### [Description of the task]
Your copy of the material must match it exactly, except that pictures are dropped.

[Saved entries]
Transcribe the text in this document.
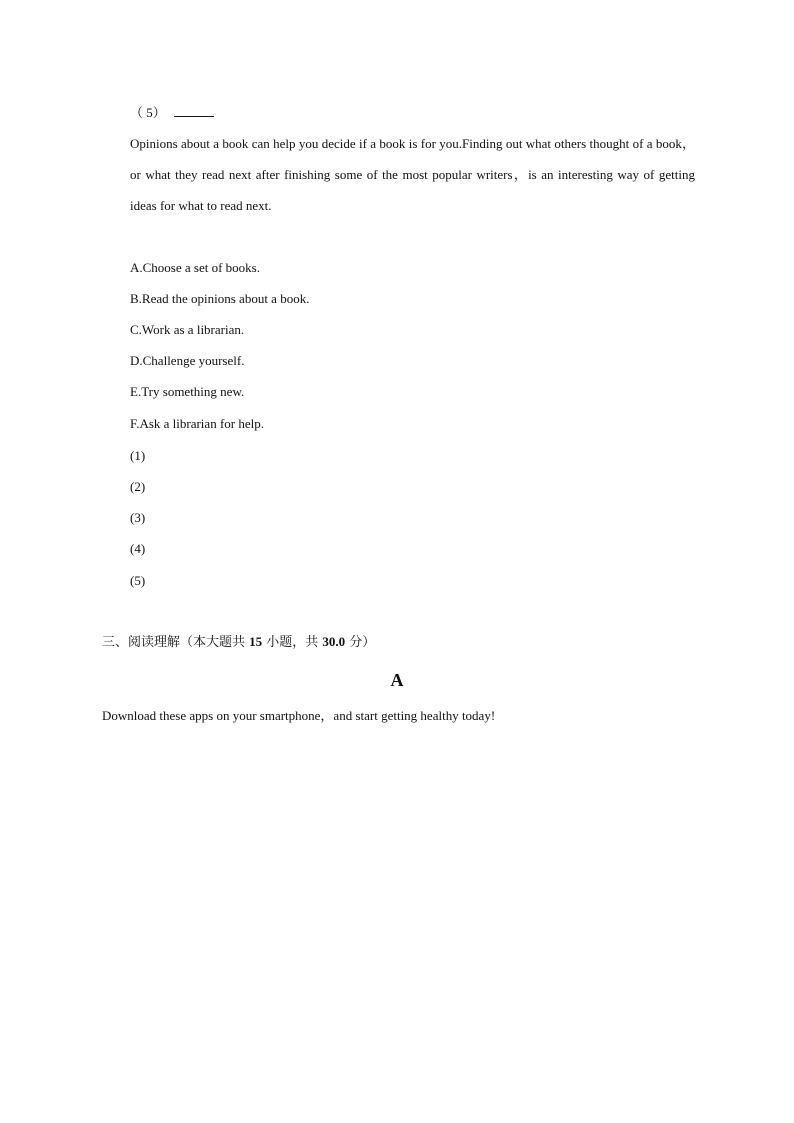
（ 5）
Opinions about a book can help you decide if a book is for you.Finding out what others thought of a book，or what they read next after finishing some of the most popular writers，is an interesting way of getting ideas for what to read next.
A.Choose a set of books.
B.Read the opinions about a book.
C.Work as a librarian.
D.Challenge yourself.
E.Try something new.
F.Ask a librarian for help.
(1)
(2)
(3)
(4)
(5)
三、阅读理解（本大题共 15 小题，共 30.0 分）
A
Download these apps on your smartphone，and start getting healthy today!
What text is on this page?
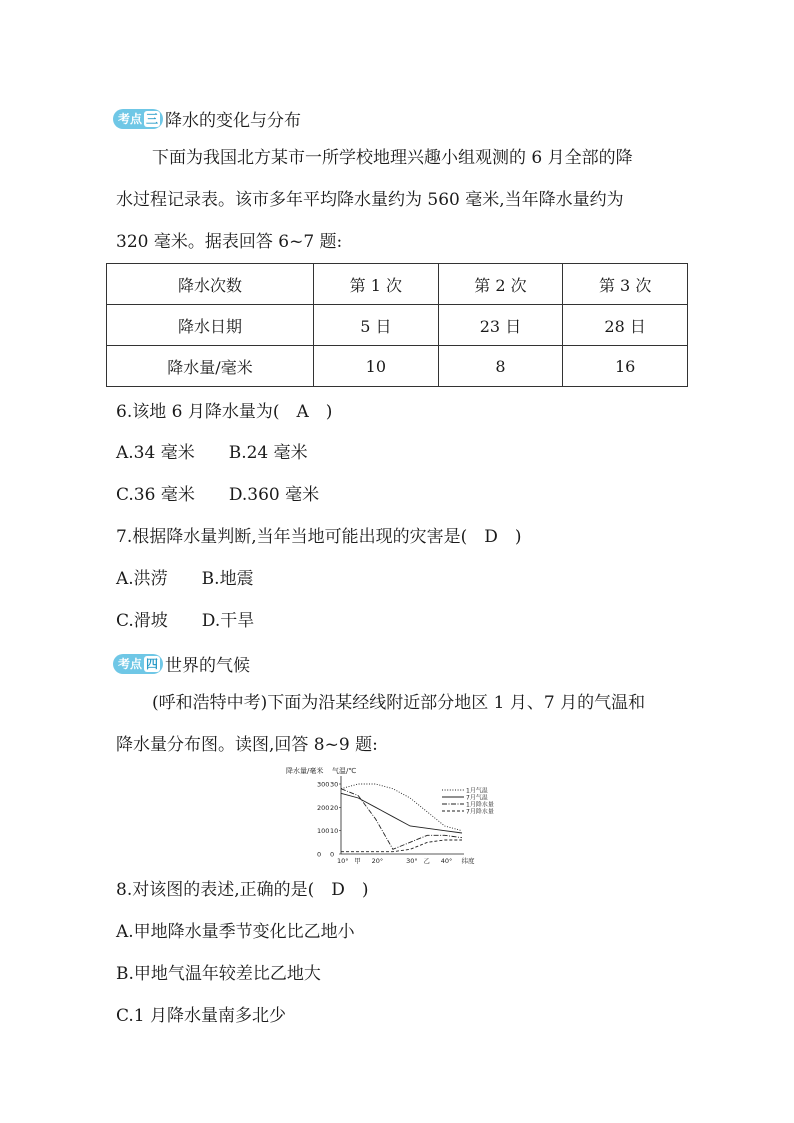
考点 三 降水的变化与分布
下面为我国北方某市一所学校地理兴趣小组观测的 6 月全部的降
水过程记录表。该市多年平均降水量约为 560 毫米,当年降水量约为
320 毫米。据表回答 6~7 题:
降水次数	第 1 次	第 2 次	第 3 次
降水日期	5 日	23 日	28 日
降水量/毫米	10	8	16
6.该地 6 月降水量为(　A　)
A.34 毫米　　B.24 毫米
C.36 毫米　　D.360 毫米
7.根据降水量判断,当年当地可能出现的灾害是(　D　)
A.洪涝　　B.地震
C.滑坡　　D.干旱
考点 四 世界的气候
(呼和浩特中考)下面为沿某经线附近部分地区 1 月、7 月的气温和
降水量分布图。读图,回答 8~9 题:
降水量/毫米 气温/℃
300 30
200 20
100 10
0 0
10° 甲 20°	30° 乙 40° 纬度
1月气温
7月气温
1月降水量
7月降水量
8.对该图的表述,正确的是(　D　)
A.甲地降水量季节变化比乙地小
B.甲地气温年较差比乙地大
C.1 月降水量南多北少
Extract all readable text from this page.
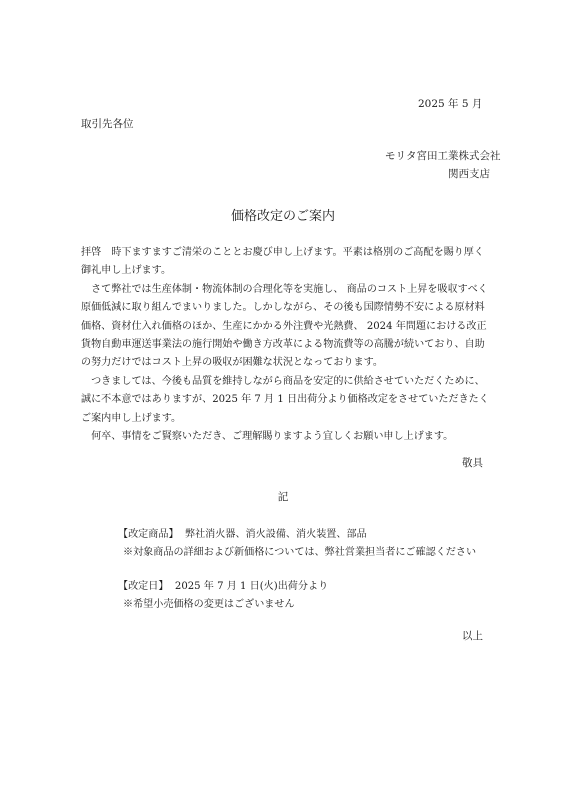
2025 年 5 月
取引先各位
モリタ宮田工業株式会社
関西支店
価格改定のご案内

拝啓　時下ますますご清栄のこととお慶び申し上げます。平素は格別のご高配を賜り厚く御礼申し上げます。

　さて弊社では生産体制・物流体制の合理化等を実施し、 商品のコスト上昇を吸収すべく原価低減に取り組んでまいりました。しかしながら、その後も国際情勢不安による原材料価格、資材仕入れ価格のほか、生産にかかる外注費や光熱費、 2024 年問題における改正貨物自動車運送事業法の施行開始や働き方改革による物流費等の高騰が続いており、自助の努力だけではコスト上昇の吸収が困難な状況となっております。

　つきましては、今後も品質を維持しながら商品を安定的に供給させていただくために、誠に不本意ではありますが、2025 年 7 月 1 日出荷分より価格改定をさせていただきたくご案内申し上げます。

　何卒、事情をご賢察いただき、ご理解賜りますよう宜しくお願い申し上げます。

敬具
記
【改定商品】 弊社消火器、消火設備、消火装置、部品
※対象商品の詳細および新価格については、弊社営業担当者にご確認ください
【改定日】 2025 年 7 月 1 日(火)出荷分より
※希望小売価格の変更はございません
以上
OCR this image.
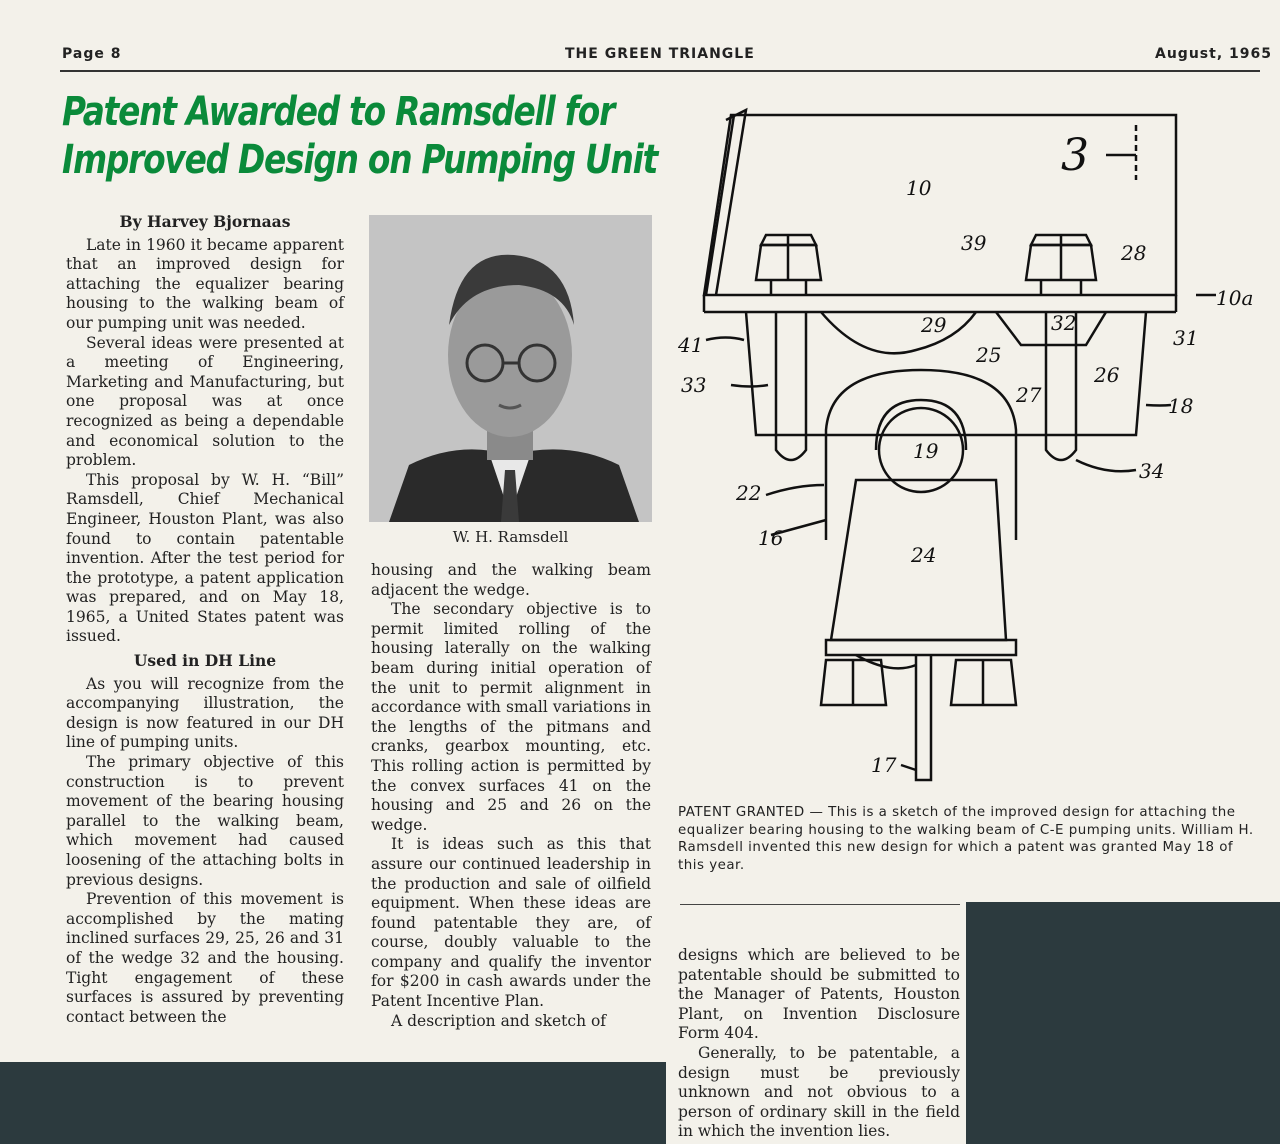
Page 8	THE GREEN TRIANGLE	August, 1965
Patent Awarded to Ramsdell for
Improved Design on Pumping Unit
By Harvey Bjornaas

Late in 1960 it became apparent that an improved design for attaching the equalizer bearing housing to the walking beam of our pumping unit was needed.

Several ideas were presented at a meeting of Engineering, Marketing and Manufacturing, but one proposal was at once recognized as being a dependable and economical solution to the problem.

This proposal by W. H. “Bill” Ramsdell, Chief Mechanical Engineer, Houston Plant, was also found to contain patentable invention. After the test period for the prototype, a patent application was prepared, and on May 18, 1965, a United States patent was issued.

Used in DH Line

As you will recognize from the accompanying illustration, the design is now featured in our DH line of pumping units.

The primary objective of this construction is to prevent movement of the bearing housing parallel to the walking beam, which movement had caused loosening of the attaching bolts in previous designs.

Prevention of this movement is accomplished by the mating inclined surfaces 29, 25, 26 and 31 of the wedge 32 and the housing. Tight engagement of these surfaces is assured by preventing contact between the

W. H. Ramsdell

housing and the walking beam adjacent the wedge.

The secondary objective is to permit limited rolling of the housing laterally on the walking beam during initial operation of the unit to permit alignment in accordance with small variations in the lengths of the pitmans and cranks, gearbox mounting, etc. This rolling action is permitted by the convex surfaces 41 on the housing and 25 and 26 on the wedge.

It is ideas such as this that assure our continued leadership in the production and sale of oilfield equipment. When these ideas are found patentable they are, of course, doubly valuable to the company and qualify the inventor for $200 in cash awards under the Patent Incentive Plan.

A description and sketch of

3
10
39	28
10a
29	32
31
41	25
26
33	27	18
19
34
22
16
24
17

PATENT GRANTED — This is a sketch of the improved design for attaching the equalizer bearing housing to the walking beam of C-E pumping units. William H. Ramsdell invented this new design for which a patent was granted May 18 of this year.

designs which are believed to be patentable should be submitted to the Manager of Patents, Houston Plant, on Invention Disclosure Form 404.

Generally, to be patentable, a design must be previously unknown and not obvious to a person of ordinary skill in the field in which the invention lies.
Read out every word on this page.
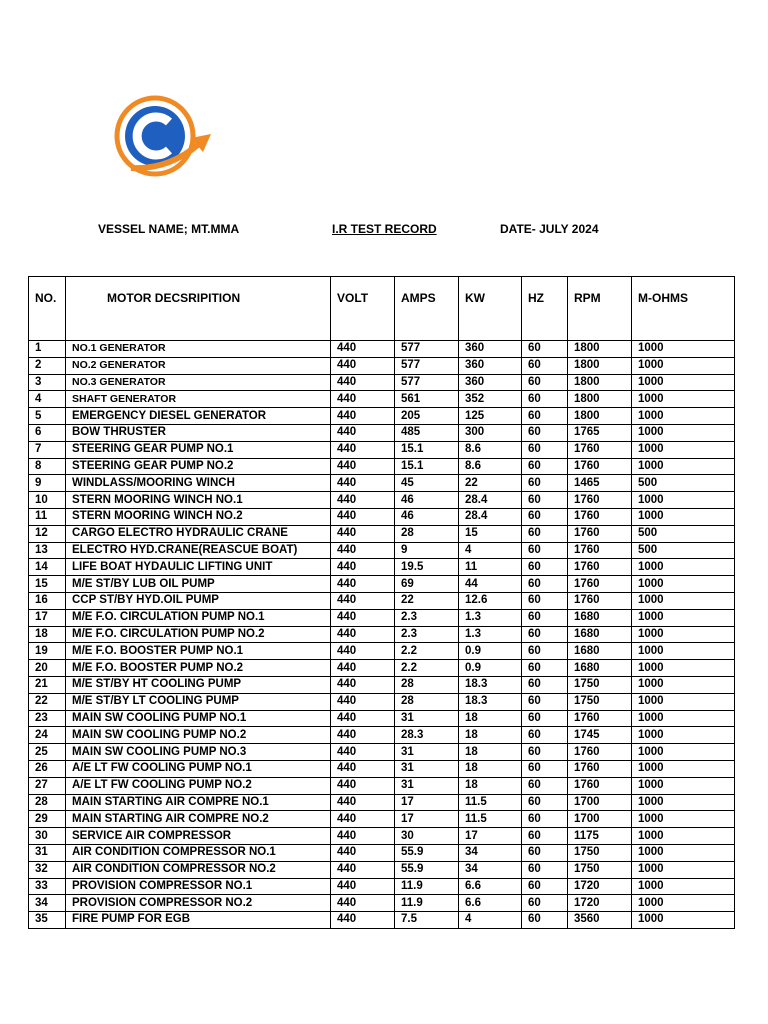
VESSEL NAME; MT.MMA	I.R TEST RECORD	DATE- JULY 2024
NO.	MOTOR DECSRIPITION	VOLT	AMPS	KW	HZ	RPM	M-OHMS
1	NO.1 GENERATOR	440	577	360	60	1800	1000
2	NO.2 GENERATOR	440	577	360	60	1800	1000
3	NO.3 GENERATOR	440	577	360	60	1800	1000
4	SHAFT GENERATOR	440	561	352	60	1800	1000
5	EMERGENCY DIESEL GENERATOR	440	205	125	60	1800	1000
6	BOW THRUSTER	440	485	300	60	1765	1000
7	STEERING GEAR PUMP NO.1	440	15.1	8.6	60	1760	1000
8	STEERING GEAR PUMP NO.2	440	15.1	8.6	60	1760	1000
9	WINDLASS/MOORING WINCH	440	45	22	60	1465	500
10	STERN MOORING WINCH NO.1	440	46	28.4	60	1760	1000
11	STERN MOORING WINCH NO.2	440	46	28.4	60	1760	1000
12	CARGO ELECTRO HYDRAULIC CRANE	440	28	15	60	1760	500
13	ELECTRO HYD.CRANE(REASCUE BOAT)	440	9	4	60	1760	500
14	LIFE BOAT HYDAULIC LIFTING UNIT	440	19.5	11	60	1760	1000
15	M/E ST/BY LUB OIL PUMP	440	69	44	60	1760	1000
16	CCP ST/BY HYD.OIL PUMP	440	22	12.6	60	1760	1000
17	M/E F.O. CIRCULATION PUMP NO.1	440	2.3	1.3	60	1680	1000
18	M/E F.O. CIRCULATION PUMP NO.2	440	2.3	1.3	60	1680	1000
19	M/E F.O. BOOSTER PUMP NO.1	440	2.2	0.9	60	1680	1000
20	M/E F.O. BOOSTER PUMP NO.2	440	2.2	0.9	60	1680	1000
21	M/E ST/BY HT COOLING PUMP	440	28	18.3	60	1750	1000
22	M/E ST/BY LT COOLING PUMP	440	28	18.3	60	1750	1000
23	MAIN SW COOLING PUMP NO.1	440	31	18	60	1760	1000
24	MAIN SW COOLING PUMP NO.2	440	28.3	18	60	1745	1000
25	MAIN SW COOLING PUMP NO.3	440	31	18	60	1760	1000
26	A/E LT FW COOLING PUMP NO.1	440	31	18	60	1760	1000
27	A/E LT FW COOLING PUMP NO.2	440	31	18	60	1760	1000
28	MAIN STARTING AIR COMPRE NO.1	440	17	11.5	60	1700	1000
29	MAIN STARTING AIR COMPRE NO.2	440	17	11.5	60	1700	1000
30	SERVICE AIR COMPRESSOR	440	30	17	60	1175	1000
31	AIR CONDITION COMPRESSOR NO.1	440	55.9	34	60	1750	1000
32	AIR CONDITION COMPRESSOR NO.2	440	55.9	34	60	1750	1000
33	PROVISION COMPRESSOR NO.1	440	11.9	6.6	60	1720	1000
34	PROVISION COMPRESSOR NO.2	440	11.9	6.6	60	1720	1000
35	FIRE PUMP FOR EGB	440	7.5	4	60	3560	1000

### [Solution to this problem]
Transcribe the text in this document.
（ 5）
Opinions about a book can help you decide if a book is for you.Finding out what others thought of a book，or what they read next after finishing some of the most popular writers，is an interesting way of getting ideas for what to read next.
A.Choose a set of books.
B.Read the opinions about a book.
C.Work as a librarian.
D.Challenge yourself.
E.Try something new.
F.Ask a librarian for help.
(1)
(2)
(3)
(4)
(5)
三、阅读理解（本大题共 15 小题，共 30.0 分）
A
Download these apps on your smartphone，and start getting healthy today!
What text is on this page?
考点 三 降水的变化与分布
下面为我国北方某市一所学校地理兴趣小组观测的 6 月全部的降
水过程记录表。该市多年平均降水量约为 560 毫米,当年降水量约为
320 毫米。据表回答 6~7 题:
降水次数	第 1 次	第 2 次	第 3 次
降水日期	5 日	23 日	28 日
降水量/毫米	10	8	16
6.该地 6 月降水量为(　A　)
A.34 毫米　　B.24 毫米
C.36 毫米　　D.360 毫米
7.根据降水量判断,当年当地可能出现的灾害是(　D　)
A.洪涝　　B.地震
C.滑坡　　D.干旱
考点 四 世界的气候
(呼和浩特中考)下面为沿某经线附近部分地区 1 月、7 月的气温和
降水量分布图。读图,回答 8~9 题:
降水量/毫米 气温/℃
300 30
200 20
100 10
0 0
10° 甲 20°	30° 乙 40° 纬度
1月气温
7月气温
1月降水量
7月降水量
8.对该图的表述,正确的是(　D　)
A.甲地降水量季节变化比乙地小
B.甲地气温年较差比乙地大
C.1 月降水量南多北少
Extract all readable text from this page.
2025 年 5 月
取引先各位
モリタ宮田工業株式会社
関西支店
価格改定のご案内

拝啓　時下ますますご清栄のこととお慶び申し上げます。平素は格別のご高配を賜り厚く御礼申し上げます。

　さて弊社では生産体制・物流体制の合理化等を実施し、 商品のコスト上昇を吸収すべく原価低減に取り組んでまいりました。しかしながら、その後も国際情勢不安による原材料価格、資材仕入れ価格のほか、生産にかかる外注費や光熱費、 2024 年問題における改正貨物自動車運送事業法の施行開始や働き方改革による物流費等の高騰が続いており、自助の努力だけではコスト上昇の吸収が困難な状況となっております。

　つきましては、今後も品質を維持しながら商品を安定的に供給させていただくために、誠に不本意ではありますが、2025 年 7 月 1 日出荷分より価格改定をさせていただきたくご案内申し上げます。

　何卒、事情をご賢察いただき、ご理解賜りますよう宜しくお願い申し上げます。

敬具
記
【改定商品】 弊社消火器、消火設備、消火装置、部品
※対象商品の詳細および新価格については、弊社営業担当者にご確認ください
【改定日】 2025 年 7 月 1 日(火)出荷分より
※希望小売価格の変更はございません
以上
OCR this image.
Page 8	THE GREEN TRIANGLE	August, 1965
Patent Awarded to Ramsdell for
Improved Design on Pumping Unit
By Harvey Bjornaas

Late in 1960 it became apparent that an improved design for attaching the equalizer bearing housing to the walking beam of our pumping unit was needed.

Several ideas were presented at a meeting of Engineering, Marketing and Manufacturing, but one proposal was at once recognized as being a dependable and economical solution to the problem.

This proposal by W. H. “Bill” Ramsdell, Chief Mechanical Engineer, Houston Plant, was also found to contain patentable invention. After the test period for the prototype, a patent application was prepared, and on May 18, 1965, a United States patent was issued.

Used in DH Line

As you will recognize from the accompanying illustration, the design is now featured in our DH line of pumping units.

The primary objective of this construction is to prevent movement of the bearing housing parallel to the walking beam, which movement had caused loosening of the attaching bolts in previous designs.

Prevention of this movement is accomplished by the mating inclined surfaces 29, 25, 26 and 31 of the wedge 32 and the housing. Tight engagement of these surfaces is assured by preventing contact between the

W. H. Ramsdell

housing and the walking beam adjacent the wedge.

The secondary objective is to permit limited rolling of the housing laterally on the walking beam during initial operation of the unit to permit alignment in accordance with small variations in the lengths of the pitmans and cranks, gearbox mounting, etc. This rolling action is permitted by the convex surfaces 41 on the housing and 25 and 26 on the wedge.

It is ideas such as this that assure our continued leadership in the production and sale of oilfield equipment. When these ideas are found patentable they are, of course, doubly valuable to the company and qualify the inventor for $200 in cash awards under the Patent Incentive Plan.

A description and sketch of

3
10
39	28
10a
29	32
31
41	25
26
33	27	18
19
34
22
16
24
17

PATENT GRANTED — This is a sketch of the improved design for attaching the equalizer bearing housing to the walking beam of C-E pumping units. William H. Ramsdell invented this new design for which a patent was granted May 18 of this year.

designs which are believed to be patentable should be submitted to the Manager of Patents, Houston Plant, on Invention Disclosure Form 404.

Generally, to be patentable, a design must be previously unknown and not obvious to a person of ordinary skill in the field in which the invention lies.
Read out every word on this page.
VESSEL NAME; MT.MMA	I.R TEST RECORD	DATE- JULY 2024
NO.	MOTOR DECSRIPITION	VOLT	AMPS	KW	HZ	RPM	M-OHMS
1	NO.1 GENERATOR	440	577	360	60	1800	1000
2	NO.2 GENERATOR	440	577	360	60	1800	1000
3	NO.3 GENERATOR	440	577	360	60	1800	1000
4	SHAFT GENERATOR	440	561	352	60	1800	1000
5	EMERGENCY DIESEL GENERATOR	440	205	125	60	1800	1000
6	BOW THRUSTER	440	485	300	60	1765	1000
7	STEERING GEAR PUMP NO.1	440	15.1	8.6	60	1760	1000
8	STEERING GEAR PUMP NO.2	440	15.1	8.6	60	1760	1000
9	WINDLASS/MOORING WINCH	440	45	22	60	1465	500
10	STERN MOORING WINCH NO.1	440	46	28.4	60	1760	1000
11	STERN MOORING WINCH NO.2	440	46	28.4	60	1760	1000
12	CARGO ELECTRO HYDRAULIC CRANE	440	28	15	60	1760	500
13	ELECTRO HYD.CRANE(REASCUE BOAT)	440	9	4	60	1760	500
14	LIFE BOAT HYDAULIC LIFTING UNIT	440	19.5	11	60	1760	1000
15	M/E ST/BY LUB OIL PUMP	440	69	44	60	1760	1000
16	CCP ST/BY HYD.OIL PUMP	440	22	12.6	60	1760	1000
17	M/E F.O. CIRCULATION PUMP NO.1	440	2.3	1.3	60	1680	1000
18	M/E F.O. CIRCULATION PUMP NO.2	440	2.3	1.3	60	1680	1000
19	M/E F.O. BOOSTER PUMP NO.1	440	2.2	0.9	60	1680	1000
20	M/E F.O. BOOSTER PUMP NO.2	440	2.2	0.9	60	1680	1000
21	M/E ST/BY HT COOLING PUMP	440	28	18.3	60	1750	1000
22	M/E ST/BY LT COOLING PUMP	440	28	18.3	60	1750	1000
23	MAIN SW COOLING PUMP NO.1	440	31	18	60	1760	1000
24	MAIN SW COOLING PUMP NO.2	440	28.3	18	60	1745	1000
25	MAIN SW COOLING PUMP NO.3	440	31	18	60	1760	1000
26	A/E LT FW COOLING PUMP NO.1	440	31	18	60	1760	1000
27	A/E LT FW COOLING PUMP NO.2	440	31	18	60	1760	1000
28	MAIN STARTING AIR COMPRE NO.1	440	17	11.5	60	1700	1000
29	MAIN STARTING AIR COMPRE NO.2	440	17	11.5	60	1700	1000
30	SERVICE AIR COMPRESSOR	440	30	17	60	1175	1000
31	AIR CONDITION COMPRESSOR NO.1	440	55.9	34	60	1750	1000
32	AIR CONDITION COMPRESSOR NO.2	440	55.9	34	60	1750	1000
33	PROVISION COMPRESSOR NO.1	440	11.9	6.6	60	1720	1000
34	PROVISION COMPRESSOR NO.2	440	11.9	6.6	60	1720	1000
35	FIRE PUMP FOR EGB	440	7.5	4	60	3560	1000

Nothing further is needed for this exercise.